[Records from a collection of figures]
=-=-=-=-=

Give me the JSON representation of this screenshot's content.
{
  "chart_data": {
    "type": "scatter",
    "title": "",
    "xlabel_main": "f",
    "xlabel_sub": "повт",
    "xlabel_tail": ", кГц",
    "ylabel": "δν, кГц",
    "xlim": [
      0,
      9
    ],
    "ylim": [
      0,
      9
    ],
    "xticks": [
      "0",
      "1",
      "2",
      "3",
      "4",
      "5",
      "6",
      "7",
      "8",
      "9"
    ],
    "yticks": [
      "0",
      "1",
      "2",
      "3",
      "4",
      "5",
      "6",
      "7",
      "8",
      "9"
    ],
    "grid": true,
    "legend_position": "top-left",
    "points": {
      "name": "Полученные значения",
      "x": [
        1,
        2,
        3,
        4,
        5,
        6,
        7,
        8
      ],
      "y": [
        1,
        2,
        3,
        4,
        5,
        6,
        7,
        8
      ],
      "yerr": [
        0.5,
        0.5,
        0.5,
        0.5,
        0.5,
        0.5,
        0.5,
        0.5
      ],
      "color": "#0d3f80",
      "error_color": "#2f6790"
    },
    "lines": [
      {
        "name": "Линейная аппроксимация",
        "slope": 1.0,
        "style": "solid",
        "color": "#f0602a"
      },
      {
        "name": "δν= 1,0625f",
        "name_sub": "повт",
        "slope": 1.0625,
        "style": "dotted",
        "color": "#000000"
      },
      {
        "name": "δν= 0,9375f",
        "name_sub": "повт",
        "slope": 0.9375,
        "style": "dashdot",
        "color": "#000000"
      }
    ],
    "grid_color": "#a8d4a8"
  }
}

=-=-=-=-=

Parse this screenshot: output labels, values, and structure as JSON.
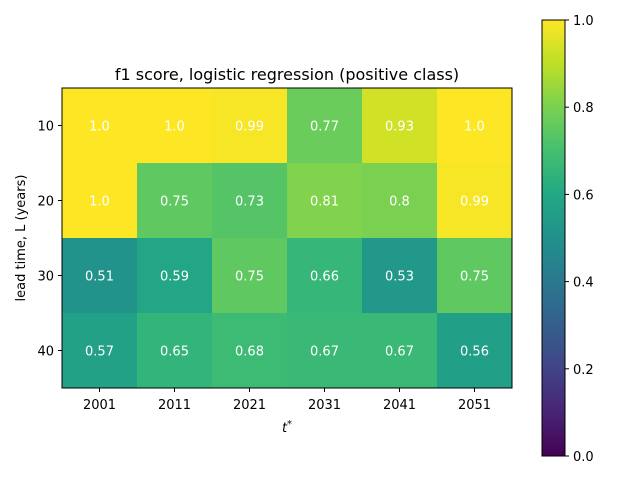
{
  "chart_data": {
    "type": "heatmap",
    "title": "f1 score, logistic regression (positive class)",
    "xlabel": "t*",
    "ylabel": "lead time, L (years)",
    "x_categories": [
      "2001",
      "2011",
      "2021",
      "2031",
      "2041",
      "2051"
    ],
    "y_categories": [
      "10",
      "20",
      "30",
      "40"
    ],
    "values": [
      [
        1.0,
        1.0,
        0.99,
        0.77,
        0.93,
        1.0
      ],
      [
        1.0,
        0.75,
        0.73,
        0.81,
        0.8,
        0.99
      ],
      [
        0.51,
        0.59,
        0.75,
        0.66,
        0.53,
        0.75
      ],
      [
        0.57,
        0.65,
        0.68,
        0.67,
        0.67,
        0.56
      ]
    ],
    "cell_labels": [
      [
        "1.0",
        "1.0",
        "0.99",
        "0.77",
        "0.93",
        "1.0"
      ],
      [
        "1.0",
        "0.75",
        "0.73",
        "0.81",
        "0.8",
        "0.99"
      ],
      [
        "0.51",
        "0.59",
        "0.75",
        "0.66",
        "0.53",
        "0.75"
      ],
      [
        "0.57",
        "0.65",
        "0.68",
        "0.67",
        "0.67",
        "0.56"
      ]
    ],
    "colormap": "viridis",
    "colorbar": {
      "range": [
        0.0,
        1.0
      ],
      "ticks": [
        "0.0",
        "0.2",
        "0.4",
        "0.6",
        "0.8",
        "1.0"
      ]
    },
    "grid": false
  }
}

=-=-=-=-=

→ WRITTEN TASK: Go through the records above and copy every line with the word "JSON".

→ RESPONSE BELOW:
Give me the JSON representation of this screenshot's content.
Parse this screenshot: output labels, values, and structure as JSON.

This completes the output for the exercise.